Stated task:
Out of the lines in this data, how many include "style"? Give the number and nothing else.
==== Source records ====
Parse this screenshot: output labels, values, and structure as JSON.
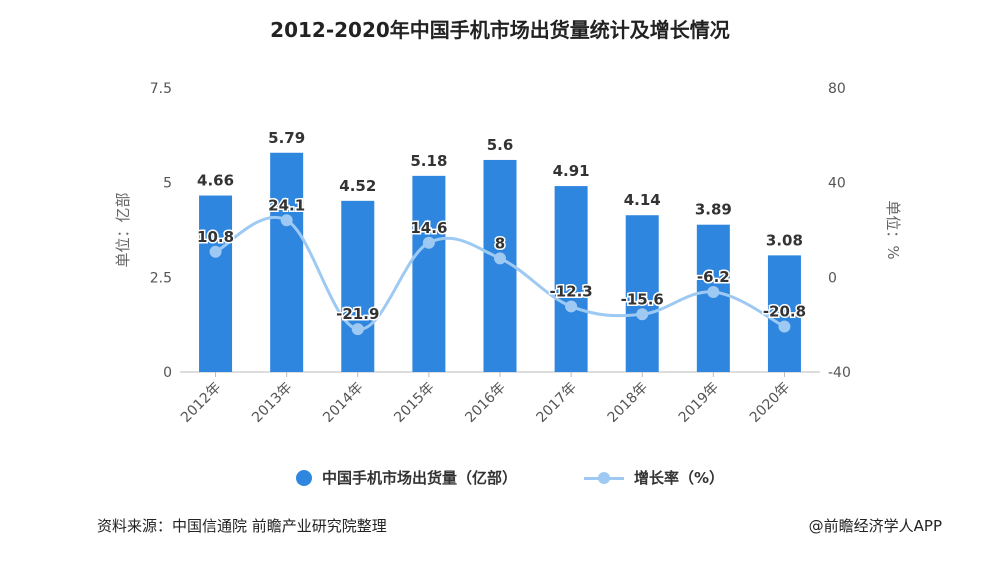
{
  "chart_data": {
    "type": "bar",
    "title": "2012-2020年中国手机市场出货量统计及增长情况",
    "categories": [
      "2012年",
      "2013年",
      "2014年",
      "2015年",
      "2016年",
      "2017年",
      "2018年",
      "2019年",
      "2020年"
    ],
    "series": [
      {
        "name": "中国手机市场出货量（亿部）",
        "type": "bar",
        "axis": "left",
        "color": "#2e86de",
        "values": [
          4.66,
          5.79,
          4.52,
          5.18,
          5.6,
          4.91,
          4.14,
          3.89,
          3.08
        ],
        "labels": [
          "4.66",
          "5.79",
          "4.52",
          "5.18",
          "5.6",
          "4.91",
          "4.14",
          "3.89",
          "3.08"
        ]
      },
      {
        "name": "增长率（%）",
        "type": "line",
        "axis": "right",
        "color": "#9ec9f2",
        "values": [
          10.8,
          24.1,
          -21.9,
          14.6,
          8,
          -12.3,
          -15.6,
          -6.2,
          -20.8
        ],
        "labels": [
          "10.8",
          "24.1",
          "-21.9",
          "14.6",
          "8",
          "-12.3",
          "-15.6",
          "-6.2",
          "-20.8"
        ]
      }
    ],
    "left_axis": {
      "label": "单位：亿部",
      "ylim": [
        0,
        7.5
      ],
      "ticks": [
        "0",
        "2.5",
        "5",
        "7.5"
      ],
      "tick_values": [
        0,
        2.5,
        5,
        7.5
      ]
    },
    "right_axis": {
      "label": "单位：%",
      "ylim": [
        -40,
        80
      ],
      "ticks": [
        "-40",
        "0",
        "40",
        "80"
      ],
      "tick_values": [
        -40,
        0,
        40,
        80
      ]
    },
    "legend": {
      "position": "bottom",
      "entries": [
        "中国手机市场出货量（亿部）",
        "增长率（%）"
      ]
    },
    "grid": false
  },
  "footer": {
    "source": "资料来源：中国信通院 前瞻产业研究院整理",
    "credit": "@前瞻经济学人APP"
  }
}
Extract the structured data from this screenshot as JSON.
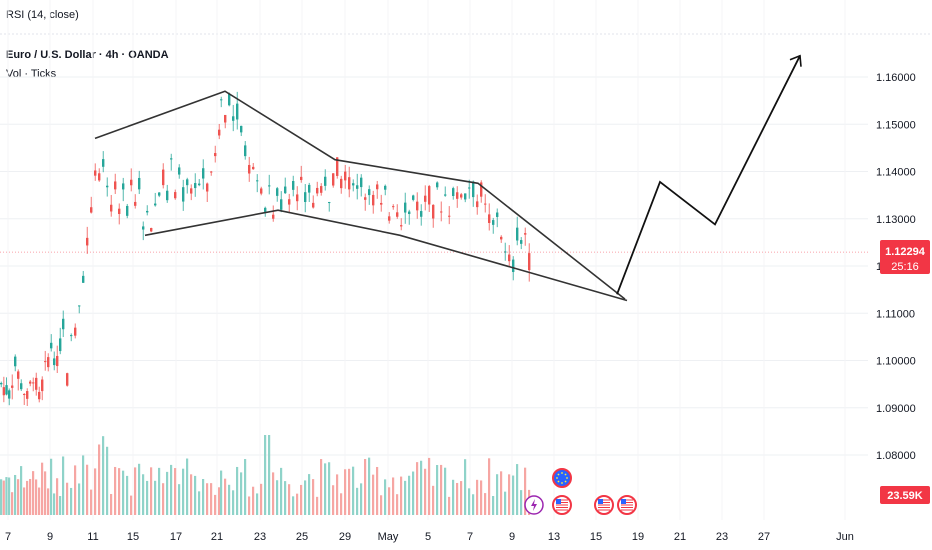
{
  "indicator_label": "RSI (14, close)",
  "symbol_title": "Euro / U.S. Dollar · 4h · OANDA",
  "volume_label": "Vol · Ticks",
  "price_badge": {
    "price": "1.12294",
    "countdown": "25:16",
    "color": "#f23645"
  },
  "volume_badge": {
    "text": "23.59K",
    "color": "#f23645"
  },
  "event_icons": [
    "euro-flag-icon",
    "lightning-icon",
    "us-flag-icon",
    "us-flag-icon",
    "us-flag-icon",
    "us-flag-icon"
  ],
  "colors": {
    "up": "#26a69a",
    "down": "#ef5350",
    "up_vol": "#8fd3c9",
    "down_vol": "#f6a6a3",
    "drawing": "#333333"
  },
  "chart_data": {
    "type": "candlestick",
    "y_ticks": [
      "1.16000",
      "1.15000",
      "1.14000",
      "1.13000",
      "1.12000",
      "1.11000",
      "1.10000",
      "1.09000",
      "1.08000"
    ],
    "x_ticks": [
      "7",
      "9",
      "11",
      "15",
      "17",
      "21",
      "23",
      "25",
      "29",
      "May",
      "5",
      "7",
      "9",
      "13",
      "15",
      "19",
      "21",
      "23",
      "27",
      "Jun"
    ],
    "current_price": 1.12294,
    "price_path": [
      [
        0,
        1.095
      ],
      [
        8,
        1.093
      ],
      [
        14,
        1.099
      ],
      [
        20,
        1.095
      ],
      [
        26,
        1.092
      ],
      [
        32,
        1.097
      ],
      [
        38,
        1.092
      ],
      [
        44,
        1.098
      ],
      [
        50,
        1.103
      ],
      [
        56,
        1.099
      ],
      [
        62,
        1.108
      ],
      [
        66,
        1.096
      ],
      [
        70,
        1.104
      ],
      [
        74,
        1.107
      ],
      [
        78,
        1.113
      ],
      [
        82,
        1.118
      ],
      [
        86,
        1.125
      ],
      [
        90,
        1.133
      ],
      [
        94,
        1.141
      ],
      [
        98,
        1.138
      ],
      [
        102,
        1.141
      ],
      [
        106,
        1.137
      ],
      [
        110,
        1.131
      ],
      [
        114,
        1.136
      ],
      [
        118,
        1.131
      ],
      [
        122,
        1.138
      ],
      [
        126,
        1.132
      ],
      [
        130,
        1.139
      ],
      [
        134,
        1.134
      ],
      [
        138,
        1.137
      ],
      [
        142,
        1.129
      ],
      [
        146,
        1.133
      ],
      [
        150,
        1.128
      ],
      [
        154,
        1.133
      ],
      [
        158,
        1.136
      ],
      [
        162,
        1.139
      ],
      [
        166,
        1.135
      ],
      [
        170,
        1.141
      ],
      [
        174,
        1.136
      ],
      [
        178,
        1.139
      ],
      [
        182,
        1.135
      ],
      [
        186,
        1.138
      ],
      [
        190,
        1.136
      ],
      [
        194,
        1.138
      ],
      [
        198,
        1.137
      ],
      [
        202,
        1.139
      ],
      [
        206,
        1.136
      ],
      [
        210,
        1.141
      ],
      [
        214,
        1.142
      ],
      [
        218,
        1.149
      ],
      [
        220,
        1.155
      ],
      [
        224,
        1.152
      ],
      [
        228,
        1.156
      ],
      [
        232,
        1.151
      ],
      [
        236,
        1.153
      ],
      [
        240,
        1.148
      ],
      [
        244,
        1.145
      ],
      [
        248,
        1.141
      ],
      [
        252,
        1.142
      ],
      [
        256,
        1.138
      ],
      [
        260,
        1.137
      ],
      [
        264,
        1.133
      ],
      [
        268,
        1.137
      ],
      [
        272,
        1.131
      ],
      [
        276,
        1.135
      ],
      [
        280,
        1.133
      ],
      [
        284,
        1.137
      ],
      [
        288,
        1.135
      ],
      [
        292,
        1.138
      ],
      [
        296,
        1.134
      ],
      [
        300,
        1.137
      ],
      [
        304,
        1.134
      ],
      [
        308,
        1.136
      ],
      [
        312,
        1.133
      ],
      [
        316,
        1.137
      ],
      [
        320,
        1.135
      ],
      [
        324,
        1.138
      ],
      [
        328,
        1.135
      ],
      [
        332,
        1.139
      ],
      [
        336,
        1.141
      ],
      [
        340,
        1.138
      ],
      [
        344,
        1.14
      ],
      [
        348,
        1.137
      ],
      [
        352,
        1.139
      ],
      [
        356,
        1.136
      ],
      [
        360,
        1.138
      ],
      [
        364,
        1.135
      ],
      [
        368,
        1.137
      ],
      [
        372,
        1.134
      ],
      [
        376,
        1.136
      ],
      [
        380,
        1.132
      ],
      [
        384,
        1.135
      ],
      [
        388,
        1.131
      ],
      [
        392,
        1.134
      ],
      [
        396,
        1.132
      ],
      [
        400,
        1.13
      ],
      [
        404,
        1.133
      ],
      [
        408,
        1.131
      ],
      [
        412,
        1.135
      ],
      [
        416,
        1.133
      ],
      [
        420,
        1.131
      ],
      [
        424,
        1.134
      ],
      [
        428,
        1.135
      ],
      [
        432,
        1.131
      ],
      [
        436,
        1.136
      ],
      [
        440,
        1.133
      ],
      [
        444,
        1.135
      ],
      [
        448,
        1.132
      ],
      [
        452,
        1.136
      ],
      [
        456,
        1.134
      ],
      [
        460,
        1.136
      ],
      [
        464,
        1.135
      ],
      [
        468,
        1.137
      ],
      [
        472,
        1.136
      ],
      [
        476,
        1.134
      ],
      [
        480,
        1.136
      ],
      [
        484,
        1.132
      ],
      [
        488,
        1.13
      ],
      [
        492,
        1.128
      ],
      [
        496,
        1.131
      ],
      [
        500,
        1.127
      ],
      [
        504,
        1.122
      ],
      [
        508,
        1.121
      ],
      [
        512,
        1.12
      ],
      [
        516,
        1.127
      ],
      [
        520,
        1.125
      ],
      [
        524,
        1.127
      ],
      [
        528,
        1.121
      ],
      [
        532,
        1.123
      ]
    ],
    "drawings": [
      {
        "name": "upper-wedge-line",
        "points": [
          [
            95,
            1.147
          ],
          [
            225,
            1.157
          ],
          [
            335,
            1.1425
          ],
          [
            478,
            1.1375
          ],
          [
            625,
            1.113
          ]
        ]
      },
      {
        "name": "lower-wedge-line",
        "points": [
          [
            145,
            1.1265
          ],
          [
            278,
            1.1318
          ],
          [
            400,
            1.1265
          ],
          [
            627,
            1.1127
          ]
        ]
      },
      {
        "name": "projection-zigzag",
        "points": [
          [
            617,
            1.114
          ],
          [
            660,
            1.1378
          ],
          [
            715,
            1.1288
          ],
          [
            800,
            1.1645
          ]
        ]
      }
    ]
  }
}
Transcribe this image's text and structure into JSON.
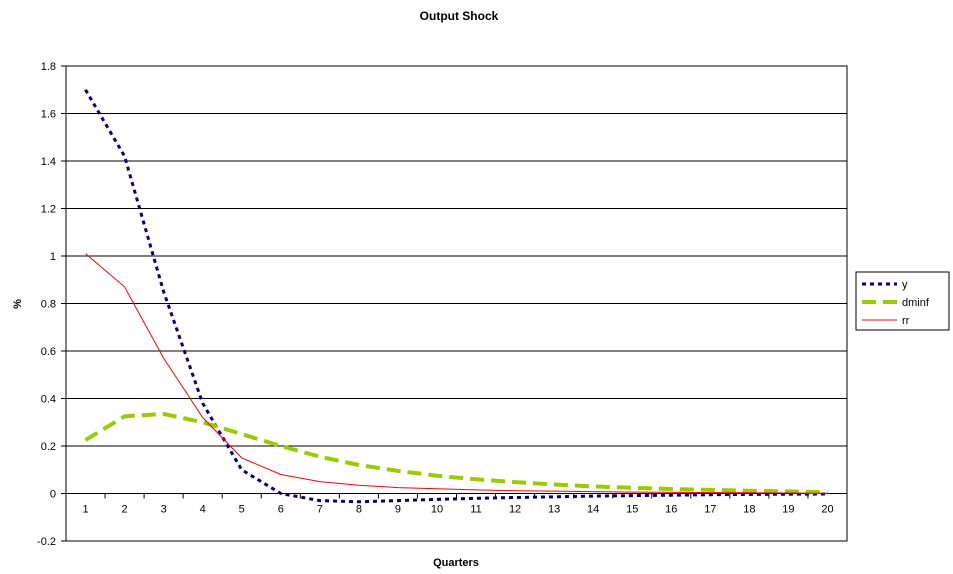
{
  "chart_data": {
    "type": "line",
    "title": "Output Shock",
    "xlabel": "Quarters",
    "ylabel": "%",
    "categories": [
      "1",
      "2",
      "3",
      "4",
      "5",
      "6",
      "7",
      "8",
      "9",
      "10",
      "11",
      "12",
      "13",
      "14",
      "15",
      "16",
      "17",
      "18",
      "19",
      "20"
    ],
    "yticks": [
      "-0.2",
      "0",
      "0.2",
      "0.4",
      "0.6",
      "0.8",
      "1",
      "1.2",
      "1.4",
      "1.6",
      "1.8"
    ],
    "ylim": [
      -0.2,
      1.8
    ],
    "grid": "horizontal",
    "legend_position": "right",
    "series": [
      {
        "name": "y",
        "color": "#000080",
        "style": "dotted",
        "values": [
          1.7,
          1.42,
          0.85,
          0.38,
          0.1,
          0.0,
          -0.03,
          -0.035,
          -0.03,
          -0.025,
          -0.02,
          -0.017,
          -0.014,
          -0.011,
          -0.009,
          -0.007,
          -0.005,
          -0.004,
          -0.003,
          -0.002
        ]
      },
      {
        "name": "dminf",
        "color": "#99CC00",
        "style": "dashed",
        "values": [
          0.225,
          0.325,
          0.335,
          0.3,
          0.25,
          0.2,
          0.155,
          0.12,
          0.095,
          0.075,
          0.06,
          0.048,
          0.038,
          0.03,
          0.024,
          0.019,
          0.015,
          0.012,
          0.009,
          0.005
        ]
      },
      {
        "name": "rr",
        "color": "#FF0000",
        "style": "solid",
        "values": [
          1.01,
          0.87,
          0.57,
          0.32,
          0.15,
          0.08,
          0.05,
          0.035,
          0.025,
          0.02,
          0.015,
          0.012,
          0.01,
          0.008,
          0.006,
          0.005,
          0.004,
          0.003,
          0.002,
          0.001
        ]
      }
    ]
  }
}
====
The output:
3